What follows is a listing; restate every line of it word for word.

DATA FOR THIS TASK ->
----------
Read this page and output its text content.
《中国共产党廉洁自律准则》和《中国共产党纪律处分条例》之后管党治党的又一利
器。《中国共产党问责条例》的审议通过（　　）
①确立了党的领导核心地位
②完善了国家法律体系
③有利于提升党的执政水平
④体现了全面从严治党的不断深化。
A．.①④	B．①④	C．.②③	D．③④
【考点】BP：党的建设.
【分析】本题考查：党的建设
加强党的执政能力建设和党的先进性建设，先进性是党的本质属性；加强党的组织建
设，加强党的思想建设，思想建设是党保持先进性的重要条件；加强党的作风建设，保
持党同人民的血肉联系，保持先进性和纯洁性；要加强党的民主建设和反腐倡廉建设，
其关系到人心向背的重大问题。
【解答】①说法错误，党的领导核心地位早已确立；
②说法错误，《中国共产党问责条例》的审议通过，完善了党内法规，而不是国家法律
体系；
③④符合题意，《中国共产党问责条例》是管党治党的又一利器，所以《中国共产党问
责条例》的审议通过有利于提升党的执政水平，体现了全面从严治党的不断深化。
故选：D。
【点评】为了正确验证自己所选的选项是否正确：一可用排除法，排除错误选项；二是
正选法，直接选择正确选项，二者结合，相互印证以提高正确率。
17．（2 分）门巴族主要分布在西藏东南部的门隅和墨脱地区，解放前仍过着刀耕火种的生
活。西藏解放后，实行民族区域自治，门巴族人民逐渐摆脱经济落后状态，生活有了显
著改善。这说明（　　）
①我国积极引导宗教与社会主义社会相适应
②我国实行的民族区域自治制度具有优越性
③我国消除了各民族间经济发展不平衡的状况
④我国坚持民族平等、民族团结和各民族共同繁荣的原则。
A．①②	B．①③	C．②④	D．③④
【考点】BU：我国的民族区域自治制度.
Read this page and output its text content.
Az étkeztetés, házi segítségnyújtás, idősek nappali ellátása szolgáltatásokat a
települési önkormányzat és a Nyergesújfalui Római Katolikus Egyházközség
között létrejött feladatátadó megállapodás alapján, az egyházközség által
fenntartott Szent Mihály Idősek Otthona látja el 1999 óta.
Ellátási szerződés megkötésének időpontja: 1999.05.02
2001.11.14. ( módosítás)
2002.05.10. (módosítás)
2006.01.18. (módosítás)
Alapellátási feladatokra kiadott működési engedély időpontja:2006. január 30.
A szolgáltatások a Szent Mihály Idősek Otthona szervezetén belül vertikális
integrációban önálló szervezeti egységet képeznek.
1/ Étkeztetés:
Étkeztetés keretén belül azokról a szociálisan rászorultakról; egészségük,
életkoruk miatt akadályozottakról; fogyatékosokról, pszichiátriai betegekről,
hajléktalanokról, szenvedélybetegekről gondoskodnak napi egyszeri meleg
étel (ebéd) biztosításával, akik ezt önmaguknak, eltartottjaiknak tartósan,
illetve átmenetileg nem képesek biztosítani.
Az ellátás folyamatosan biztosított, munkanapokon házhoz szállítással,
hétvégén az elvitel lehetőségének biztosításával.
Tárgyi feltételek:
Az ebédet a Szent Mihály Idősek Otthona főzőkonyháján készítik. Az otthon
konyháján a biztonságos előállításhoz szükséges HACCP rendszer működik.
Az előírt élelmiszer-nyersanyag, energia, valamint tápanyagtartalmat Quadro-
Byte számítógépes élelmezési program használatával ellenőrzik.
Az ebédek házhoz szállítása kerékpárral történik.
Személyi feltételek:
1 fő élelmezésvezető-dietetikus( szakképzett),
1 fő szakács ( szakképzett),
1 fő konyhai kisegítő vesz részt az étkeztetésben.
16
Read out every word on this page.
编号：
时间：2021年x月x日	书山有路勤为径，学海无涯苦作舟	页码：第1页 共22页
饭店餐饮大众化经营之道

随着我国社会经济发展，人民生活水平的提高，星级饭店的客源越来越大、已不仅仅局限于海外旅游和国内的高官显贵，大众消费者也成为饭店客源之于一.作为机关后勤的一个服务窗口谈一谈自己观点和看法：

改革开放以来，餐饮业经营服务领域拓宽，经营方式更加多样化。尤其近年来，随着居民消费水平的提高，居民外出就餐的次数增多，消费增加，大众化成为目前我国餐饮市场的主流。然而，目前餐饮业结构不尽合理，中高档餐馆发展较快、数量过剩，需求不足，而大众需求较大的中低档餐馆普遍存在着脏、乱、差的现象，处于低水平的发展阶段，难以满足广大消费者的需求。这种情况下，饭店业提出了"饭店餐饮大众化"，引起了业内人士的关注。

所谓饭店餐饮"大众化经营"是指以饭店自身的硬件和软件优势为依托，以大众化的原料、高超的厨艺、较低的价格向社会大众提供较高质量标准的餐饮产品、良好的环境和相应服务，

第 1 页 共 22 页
----------
CORRECT OUTPUT ->
Read this page and output its text content.
《中国共产党廉洁自律准则》和《中国共产党纪律处分条例》之后管党治党的又一利
器。《中国共产党问责条例》的审议通过（　　）
①确立了党的领导核心地位
②完善了国家法律体系
③有利于提升党的执政水平
④体现了全面从严治党的不断深化。
A．.①④	B．①④	C．.②③	D．③④
【考点】BP：党的建设.
【分析】本题考查：党的建设
加强党的执政能力建设和党的先进性建设，先进性是党的本质属性；加强党的组织建
设，加强党的思想建设，思想建设是党保持先进性的重要条件；加强党的作风建设，保
持党同人民的血肉联系，保持先进性和纯洁性；要加强党的民主建设和反腐倡廉建设，
其关系到人心向背的重大问题。
【解答】①说法错误，党的领导核心地位早已确立；
②说法错误，《中国共产党问责条例》的审议通过，完善了党内法规，而不是国家法律
体系；
③④符合题意，《中国共产党问责条例》是管党治党的又一利器，所以《中国共产党问
责条例》的审议通过有利于提升党的执政水平，体现了全面从严治党的不断深化。
故选：D。
【点评】为了正确验证自己所选的选项是否正确：一可用排除法，排除错误选项；二是
正选法，直接选择正确选项，二者结合，相互印证以提高正确率。
17．（2 分）门巴族主要分布在西藏东南部的门隅和墨脱地区，解放前仍过着刀耕火种的生
活。西藏解放后，实行民族区域自治，门巴族人民逐渐摆脱经济落后状态，生活有了显
著改善。这说明（　　）
①我国积极引导宗教与社会主义社会相适应
②我国实行的民族区域自治制度具有优越性
③我国消除了各民族间经济发展不平衡的状况
④我国坚持民族平等、民族团结和各民族共同繁荣的原则。
A．①②	B．①③	C．②④	D．③④
【考点】BU：我国的民族区域自治制度.
Read this page and output its text content.
Az étkeztetés, házi segítségnyújtás, idősek nappali ellátása szolgáltatásokat a
települési önkormányzat és a Nyergesújfalui Római Katolikus Egyházközség
között létrejött feladatátadó megállapodás alapján, az egyházközség által
fenntartott Szent Mihály Idősek Otthona látja el 1999 óta.
Ellátási szerződés megkötésének időpontja: 1999.05.02
2001.11.14. ( módosítás)
2002.05.10. (módosítás)
2006.01.18. (módosítás)
Alapellátási feladatokra kiadott működési engedély időpontja:2006. január 30.
A szolgáltatások a Szent Mihály Idősek Otthona szervezetén belül vertikális
integrációban önálló szervezeti egységet képeznek.
1/ Étkeztetés:
Étkeztetés keretén belül azokról a szociálisan rászorultakról; egészségük,
életkoruk miatt akadályozottakról; fogyatékosokról, pszichiátriai betegekről,
hajléktalanokról, szenvedélybetegekről gondoskodnak napi egyszeri meleg
étel (ebéd) biztosításával, akik ezt önmaguknak, eltartottjaiknak tartósan,
illetve átmenetileg nem képesek biztosítani.
Az ellátás folyamatosan biztosított, munkanapokon házhoz szállítással,
hétvégén az elvitel lehetőségének biztosításával.
Tárgyi feltételek:
Az ebédet a Szent Mihály Idősek Otthona főzőkonyháján készítik. Az otthon
konyháján a biztonságos előállításhoz szükséges HACCP rendszer működik.
Az előírt élelmiszer-nyersanyag, energia, valamint tápanyagtartalmat Quadro-
Byte számítógépes élelmezési program használatával ellenőrzik.
Az ebédek házhoz szállítása kerékpárral történik.
Személyi feltételek:
1 fő élelmezésvezető-dietetikus( szakképzett),
1 fő szakács ( szakképzett),
1 fő konyhai kisegítő vesz részt az étkeztetésben.
16
Read out every word on this page.
编号：
时间：2021年x月x日	书山有路勤为径，学海无涯苦作舟	页码：第1页 共22页
饭店餐饮大众化经营之道

随着我国社会经济发展，人民生活水平的提高，星级饭店的客源越来越大、已不仅仅局限于海外旅游和国内的高官显贵，大众消费者也成为饭店客源之于一.作为机关后勤的一个服务窗口谈一谈自己观点和看法：

改革开放以来，餐饮业经营服务领域拓宽，经营方式更加多样化。尤其近年来，随着居民消费水平的提高，居民外出就餐的次数增多，消费增加，大众化成为目前我国餐饮市场的主流。然而，目前餐饮业结构不尽合理，中高档餐馆发展较快、数量过剩，需求不足，而大众需求较大的中低档餐馆普遍存在着脏、乱、差的现象，处于低水平的发展阶段，难以满足广大消费者的需求。这种情况下，饭店业提出了"饭店餐饮大众化"，引起了业内人士的关注。

所谓饭店餐饮"大众化经营"是指以饭店自身的硬件和软件优势为依托，以大众化的原料、高超的厨艺、较低的价格向社会大众提供较高质量标准的餐饮产品、良好的环境和相应服务，

第 1 页 共 22 页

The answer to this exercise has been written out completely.